Requirement: Examine the records and identify each line that includes the string "n場黃金了". Copy those lines.

Data shown:
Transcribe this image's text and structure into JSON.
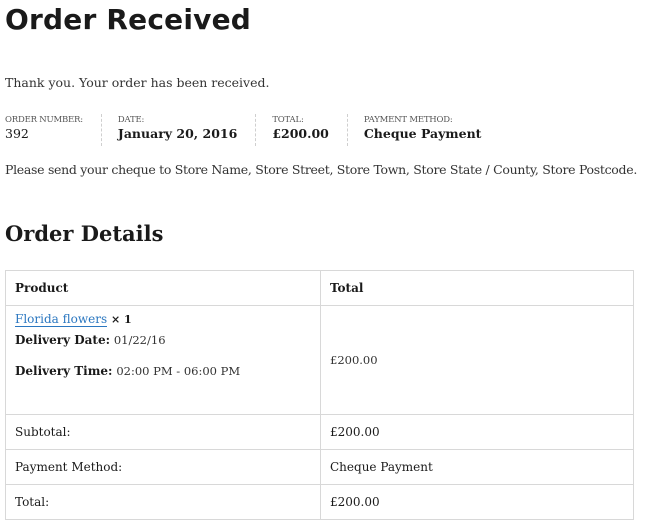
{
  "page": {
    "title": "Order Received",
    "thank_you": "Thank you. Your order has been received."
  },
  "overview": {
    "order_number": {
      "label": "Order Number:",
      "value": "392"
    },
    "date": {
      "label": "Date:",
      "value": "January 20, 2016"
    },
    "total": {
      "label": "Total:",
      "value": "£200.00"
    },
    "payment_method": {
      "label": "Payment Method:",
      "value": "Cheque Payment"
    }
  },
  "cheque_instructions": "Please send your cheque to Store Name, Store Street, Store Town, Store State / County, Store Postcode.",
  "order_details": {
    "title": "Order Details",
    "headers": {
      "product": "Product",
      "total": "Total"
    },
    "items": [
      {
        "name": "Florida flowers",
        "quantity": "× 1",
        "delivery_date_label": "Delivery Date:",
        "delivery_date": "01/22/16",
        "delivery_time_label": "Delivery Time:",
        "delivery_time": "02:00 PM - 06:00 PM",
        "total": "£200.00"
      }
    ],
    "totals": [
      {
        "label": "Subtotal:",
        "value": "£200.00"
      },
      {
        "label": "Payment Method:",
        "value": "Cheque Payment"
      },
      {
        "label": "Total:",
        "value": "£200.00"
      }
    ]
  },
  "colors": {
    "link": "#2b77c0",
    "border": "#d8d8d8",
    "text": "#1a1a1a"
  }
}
...
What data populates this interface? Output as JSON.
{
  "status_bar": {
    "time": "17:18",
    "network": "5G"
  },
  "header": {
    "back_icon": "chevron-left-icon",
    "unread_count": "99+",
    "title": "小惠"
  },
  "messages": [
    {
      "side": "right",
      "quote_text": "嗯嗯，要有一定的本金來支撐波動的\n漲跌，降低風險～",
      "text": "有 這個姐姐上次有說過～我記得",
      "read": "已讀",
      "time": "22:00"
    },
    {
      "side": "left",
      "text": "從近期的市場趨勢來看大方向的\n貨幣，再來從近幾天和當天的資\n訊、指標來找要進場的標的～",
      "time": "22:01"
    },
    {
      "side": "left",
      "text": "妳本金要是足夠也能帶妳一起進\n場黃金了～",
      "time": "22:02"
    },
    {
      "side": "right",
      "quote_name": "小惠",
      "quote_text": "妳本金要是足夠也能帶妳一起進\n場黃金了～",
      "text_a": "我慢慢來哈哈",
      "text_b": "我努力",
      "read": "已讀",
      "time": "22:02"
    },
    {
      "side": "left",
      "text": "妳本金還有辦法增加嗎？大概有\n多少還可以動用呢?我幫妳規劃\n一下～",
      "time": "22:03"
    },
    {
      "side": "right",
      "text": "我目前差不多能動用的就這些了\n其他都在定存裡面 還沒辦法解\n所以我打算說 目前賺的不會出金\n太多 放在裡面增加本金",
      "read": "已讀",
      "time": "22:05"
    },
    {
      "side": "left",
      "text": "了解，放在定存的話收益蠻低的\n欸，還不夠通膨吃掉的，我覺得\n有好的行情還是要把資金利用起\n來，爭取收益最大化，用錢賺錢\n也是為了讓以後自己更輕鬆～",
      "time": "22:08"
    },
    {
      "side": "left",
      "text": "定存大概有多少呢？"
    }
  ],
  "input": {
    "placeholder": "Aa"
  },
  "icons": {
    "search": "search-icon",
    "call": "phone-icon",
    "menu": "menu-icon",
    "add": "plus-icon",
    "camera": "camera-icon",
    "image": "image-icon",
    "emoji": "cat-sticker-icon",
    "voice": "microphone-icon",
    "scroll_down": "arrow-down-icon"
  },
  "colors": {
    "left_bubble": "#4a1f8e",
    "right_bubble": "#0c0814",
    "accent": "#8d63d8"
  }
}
...
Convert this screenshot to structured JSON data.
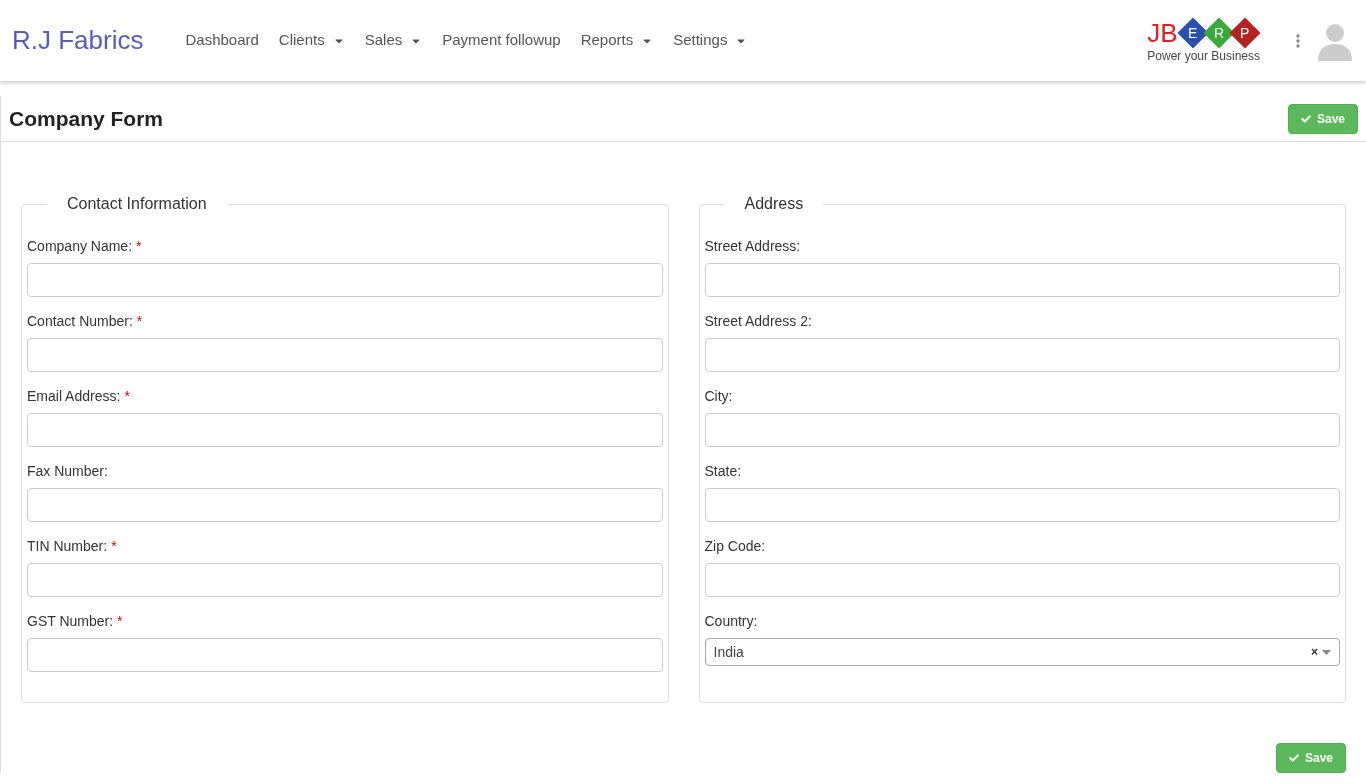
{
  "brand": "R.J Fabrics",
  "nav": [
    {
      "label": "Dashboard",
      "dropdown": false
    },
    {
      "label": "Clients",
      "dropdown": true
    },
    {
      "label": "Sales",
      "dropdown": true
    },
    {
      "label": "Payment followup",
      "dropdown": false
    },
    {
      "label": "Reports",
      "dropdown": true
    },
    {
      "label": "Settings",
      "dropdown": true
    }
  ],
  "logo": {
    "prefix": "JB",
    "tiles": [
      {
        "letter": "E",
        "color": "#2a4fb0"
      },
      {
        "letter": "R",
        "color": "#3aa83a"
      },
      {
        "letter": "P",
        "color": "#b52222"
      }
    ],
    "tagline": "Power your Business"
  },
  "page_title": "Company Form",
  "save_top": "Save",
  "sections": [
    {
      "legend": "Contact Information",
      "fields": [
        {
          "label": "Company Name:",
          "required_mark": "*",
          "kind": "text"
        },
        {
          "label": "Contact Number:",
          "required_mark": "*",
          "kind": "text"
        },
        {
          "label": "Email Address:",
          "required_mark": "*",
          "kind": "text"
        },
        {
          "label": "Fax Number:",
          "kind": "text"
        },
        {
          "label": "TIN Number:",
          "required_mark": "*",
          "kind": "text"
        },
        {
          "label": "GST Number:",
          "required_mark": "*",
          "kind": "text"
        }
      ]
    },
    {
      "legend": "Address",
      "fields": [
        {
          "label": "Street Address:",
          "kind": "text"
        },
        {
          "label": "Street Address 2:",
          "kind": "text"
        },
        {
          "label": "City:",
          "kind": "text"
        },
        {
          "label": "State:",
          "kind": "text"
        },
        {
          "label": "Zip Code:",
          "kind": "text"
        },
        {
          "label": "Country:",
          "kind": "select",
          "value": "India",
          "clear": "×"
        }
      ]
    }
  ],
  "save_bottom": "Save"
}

Reply to the exercise:
      "text": "妳本金要是足夠也能帶妳一起進\n場黃金了～",
      "quote_text": "妳本金要是足夠也能帶妳一起進\n場黃金了～",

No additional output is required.